(Data entries)
-- START --
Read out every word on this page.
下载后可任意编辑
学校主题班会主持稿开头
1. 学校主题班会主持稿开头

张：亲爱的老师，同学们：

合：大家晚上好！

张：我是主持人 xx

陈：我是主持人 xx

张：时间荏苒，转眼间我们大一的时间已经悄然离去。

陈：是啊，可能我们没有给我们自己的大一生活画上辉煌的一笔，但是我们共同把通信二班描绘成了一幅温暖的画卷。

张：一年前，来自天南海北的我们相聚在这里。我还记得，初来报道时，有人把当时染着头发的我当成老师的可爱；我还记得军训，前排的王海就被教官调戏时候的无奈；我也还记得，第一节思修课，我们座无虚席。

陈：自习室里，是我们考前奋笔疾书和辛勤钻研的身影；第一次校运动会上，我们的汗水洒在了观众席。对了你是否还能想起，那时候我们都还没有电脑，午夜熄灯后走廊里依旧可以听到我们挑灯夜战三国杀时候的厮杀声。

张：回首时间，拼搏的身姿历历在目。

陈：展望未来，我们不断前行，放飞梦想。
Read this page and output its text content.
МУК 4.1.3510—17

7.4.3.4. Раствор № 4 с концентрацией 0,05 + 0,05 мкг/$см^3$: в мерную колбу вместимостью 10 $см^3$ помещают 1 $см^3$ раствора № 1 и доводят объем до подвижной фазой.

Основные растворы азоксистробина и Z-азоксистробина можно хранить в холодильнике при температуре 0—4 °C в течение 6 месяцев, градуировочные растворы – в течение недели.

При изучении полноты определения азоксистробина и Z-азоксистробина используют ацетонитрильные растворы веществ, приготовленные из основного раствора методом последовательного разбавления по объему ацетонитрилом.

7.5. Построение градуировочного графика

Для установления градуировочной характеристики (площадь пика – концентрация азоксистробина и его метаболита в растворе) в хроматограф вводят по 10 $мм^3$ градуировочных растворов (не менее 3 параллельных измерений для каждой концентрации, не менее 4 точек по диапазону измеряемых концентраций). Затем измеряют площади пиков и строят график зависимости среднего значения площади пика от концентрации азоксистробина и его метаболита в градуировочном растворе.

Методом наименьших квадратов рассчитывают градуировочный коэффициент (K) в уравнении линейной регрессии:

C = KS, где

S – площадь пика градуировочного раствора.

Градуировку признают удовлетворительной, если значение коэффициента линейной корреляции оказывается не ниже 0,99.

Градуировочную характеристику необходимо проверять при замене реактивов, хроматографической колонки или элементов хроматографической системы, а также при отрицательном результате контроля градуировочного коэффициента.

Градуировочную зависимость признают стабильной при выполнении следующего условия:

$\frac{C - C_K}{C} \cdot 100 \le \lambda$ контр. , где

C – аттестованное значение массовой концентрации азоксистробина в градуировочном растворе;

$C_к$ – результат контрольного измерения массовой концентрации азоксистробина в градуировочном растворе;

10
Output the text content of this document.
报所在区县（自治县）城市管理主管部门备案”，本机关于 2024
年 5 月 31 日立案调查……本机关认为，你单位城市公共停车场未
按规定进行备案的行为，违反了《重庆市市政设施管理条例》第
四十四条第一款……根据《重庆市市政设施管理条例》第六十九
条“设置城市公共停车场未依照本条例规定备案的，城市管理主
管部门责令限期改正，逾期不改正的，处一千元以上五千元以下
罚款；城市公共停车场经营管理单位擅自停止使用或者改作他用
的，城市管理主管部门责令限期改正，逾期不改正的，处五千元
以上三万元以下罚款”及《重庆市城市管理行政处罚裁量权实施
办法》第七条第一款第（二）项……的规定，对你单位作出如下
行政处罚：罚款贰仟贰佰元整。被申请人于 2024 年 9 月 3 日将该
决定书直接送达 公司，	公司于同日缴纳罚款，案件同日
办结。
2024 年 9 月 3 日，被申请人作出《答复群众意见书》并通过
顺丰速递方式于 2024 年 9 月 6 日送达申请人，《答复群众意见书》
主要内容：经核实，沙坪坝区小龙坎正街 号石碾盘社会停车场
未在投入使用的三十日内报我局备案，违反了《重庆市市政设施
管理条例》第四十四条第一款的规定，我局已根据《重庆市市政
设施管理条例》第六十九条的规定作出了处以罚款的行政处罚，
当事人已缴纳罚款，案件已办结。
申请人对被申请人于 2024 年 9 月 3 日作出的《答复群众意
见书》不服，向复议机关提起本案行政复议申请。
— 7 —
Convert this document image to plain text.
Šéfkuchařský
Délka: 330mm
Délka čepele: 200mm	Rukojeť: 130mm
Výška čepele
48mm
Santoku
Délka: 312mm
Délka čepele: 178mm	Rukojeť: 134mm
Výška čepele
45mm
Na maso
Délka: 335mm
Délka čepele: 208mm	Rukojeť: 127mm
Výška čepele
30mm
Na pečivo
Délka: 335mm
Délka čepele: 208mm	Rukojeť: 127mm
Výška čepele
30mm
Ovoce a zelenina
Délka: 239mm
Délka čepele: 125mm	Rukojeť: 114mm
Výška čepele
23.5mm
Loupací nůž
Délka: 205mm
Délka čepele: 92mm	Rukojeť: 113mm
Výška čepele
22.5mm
-- END --
--- What to do ---
Reproduce the records above exactly as they appear.

--- Result of the task ---
Read out every word on this page.
下载后可任意编辑
学校主题班会主持稿开头
1. 学校主题班会主持稿开头

张：亲爱的老师，同学们：

合：大家晚上好！

张：我是主持人 xx

陈：我是主持人 xx

张：时间荏苒，转眼间我们大一的时间已经悄然离去。

陈：是啊，可能我们没有给我们自己的大一生活画上辉煌的一笔，但是我们共同把通信二班描绘成了一幅温暖的画卷。

张：一年前，来自天南海北的我们相聚在这里。我还记得，初来报道时，有人把当时染着头发的我当成老师的可爱；我还记得军训，前排的王海就被教官调戏时候的无奈；我也还记得，第一节思修课，我们座无虚席。

陈：自习室里，是我们考前奋笔疾书和辛勤钻研的身影；第一次校运动会上，我们的汗水洒在了观众席。对了你是否还能想起，那时候我们都还没有电脑，午夜熄灯后走廊里依旧可以听到我们挑灯夜战三国杀时候的厮杀声。

张：回首时间，拼搏的身姿历历在目。

陈：展望未来，我们不断前行，放飞梦想。
Read this page and output its text content.
МУК 4.1.3510—17

7.4.3.4. Раствор № 4 с концентрацией 0,05 + 0,05 мкг/$см^3$: в мерную колбу вместимостью 10 $см^3$ помещают 1 $см^3$ раствора № 1 и доводят объем до подвижной фазой.

Основные растворы азоксистробина и Z-азоксистробина можно хранить в холодильнике при температуре 0—4 °C в течение 6 месяцев, градуировочные растворы – в течение недели.

При изучении полноты определения азоксистробина и Z-азоксистробина используют ацетонитрильные растворы веществ, приготовленные из основного раствора методом последовательного разбавления по объему ацетонитрилом.

7.5. Построение градуировочного графика

Для установления градуировочной характеристики (площадь пика – концентрация азоксистробина и его метаболита в растворе) в хроматограф вводят по 10 $мм^3$ градуировочных растворов (не менее 3 параллельных измерений для каждой концентрации, не менее 4 точек по диапазону измеряемых концентраций). Затем измеряют площади пиков и строят график зависимости среднего значения площади пика от концентрации азоксистробина и его метаболита в градуировочном растворе.

Методом наименьших квадратов рассчитывают градуировочный коэффициент (K) в уравнении линейной регрессии:

C = KS, где

S – площадь пика градуировочного раствора.

Градуировку признают удовлетворительной, если значение коэффициента линейной корреляции оказывается не ниже 0,99.

Градуировочную характеристику необходимо проверять при замене реактивов, хроматографической колонки или элементов хроматографической системы, а также при отрицательном результате контроля градуировочного коэффициента.

Градуировочную зависимость признают стабильной при выполнении следующего условия:

$\frac{C - C_K}{C} \cdot 100 \le \lambda$ контр. , где

C – аттестованное значение массовой концентрации азоксистробина в градуировочном растворе;

$C_к$ – результат контрольного измерения массовой концентрации азоксистробина в градуировочном растворе;

10
Output the text content of this document.
报所在区县（自治县）城市管理主管部门备案”，本机关于 2024
年 5 月 31 日立案调查……本机关认为，你单位城市公共停车场未
按规定进行备案的行为，违反了《重庆市市政设施管理条例》第
四十四条第一款……根据《重庆市市政设施管理条例》第六十九
条“设置城市公共停车场未依照本条例规定备案的，城市管理主
管部门责令限期改正，逾期不改正的，处一千元以上五千元以下
罚款；城市公共停车场经营管理单位擅自停止使用或者改作他用
的，城市管理主管部门责令限期改正，逾期不改正的，处五千元
以上三万元以下罚款”及《重庆市城市管理行政处罚裁量权实施
办法》第七条第一款第（二）项……的规定，对你单位作出如下
行政处罚：罚款贰仟贰佰元整。被申请人于 2024 年 9 月 3 日将该
决定书直接送达 公司，	公司于同日缴纳罚款，案件同日
办结。
2024 年 9 月 3 日，被申请人作出《答复群众意见书》并通过
顺丰速递方式于 2024 年 9 月 6 日送达申请人，《答复群众意见书》
主要内容：经核实，沙坪坝区小龙坎正街 号石碾盘社会停车场
未在投入使用的三十日内报我局备案，违反了《重庆市市政设施
管理条例》第四十四条第一款的规定，我局已根据《重庆市市政
设施管理条例》第六十九条的规定作出了处以罚款的行政处罚，
当事人已缴纳罚款，案件已办结。
申请人对被申请人于 2024 年 9 月 3 日作出的《答复群众意
见书》不服，向复议机关提起本案行政复议申请。
— 7 —
Convert this document image to plain text.
Šéfkuchařský
Délka: 330mm
Délka čepele: 200mm	Rukojeť: 130mm
Výška čepele
48mm
Santoku
Délka: 312mm
Délka čepele: 178mm	Rukojeť: 134mm
Výška čepele
45mm
Na maso
Délka: 335mm
Délka čepele: 208mm	Rukojeť: 127mm
Výška čepele
30mm
Na pečivo
Délka: 335mm
Délka čepele: 208mm	Rukojeť: 127mm
Výška čepele
30mm
Ovoce a zelenina
Délka: 239mm
Délka čepele: 125mm	Rukojeť: 114mm
Výška čepele
23.5mm
Loupací nůž
Délka: 205mm
Délka čepele: 92mm	Rukojeť: 113mm
Výška čepele
22.5mm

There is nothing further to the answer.